■ Task description
Return all of the entries exactly as written.

— start Raw records —

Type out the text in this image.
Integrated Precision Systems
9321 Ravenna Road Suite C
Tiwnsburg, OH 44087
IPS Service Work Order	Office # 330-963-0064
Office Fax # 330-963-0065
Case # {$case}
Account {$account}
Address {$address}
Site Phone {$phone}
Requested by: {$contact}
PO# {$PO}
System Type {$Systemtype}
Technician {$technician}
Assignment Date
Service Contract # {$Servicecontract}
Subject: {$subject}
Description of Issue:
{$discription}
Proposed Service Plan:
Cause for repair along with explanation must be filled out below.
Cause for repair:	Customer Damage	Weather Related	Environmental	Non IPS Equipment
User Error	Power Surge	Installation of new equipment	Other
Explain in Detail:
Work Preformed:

— end Raw records —

■ Output below
Type out the text in this image.
Integrated Precision Systems
9321 Ravenna Road Suite C
Tiwnsburg, OH 44087
IPS Service Work Order	Office # 330-963-0064
Office Fax # 330-963-0065
Case # {$case}
Account {$account}
Address {$address}
Site Phone {$phone}
Requested by: {$contact}
PO# {$PO}
System Type {$Systemtype}
Technician {$technician}
Assignment Date
Service Contract # {$Servicecontract}
Subject: {$subject}
Description of Issue:
{$discription}
Proposed Service Plan:
Cause for repair along with explanation must be filled out below.
Cause for repair:	Customer Damage	Weather Related	Environmental	Non IPS Equipment
User Error	Power Surge	Installation of new equipment	Other
Explain in Detail:
Work Preformed:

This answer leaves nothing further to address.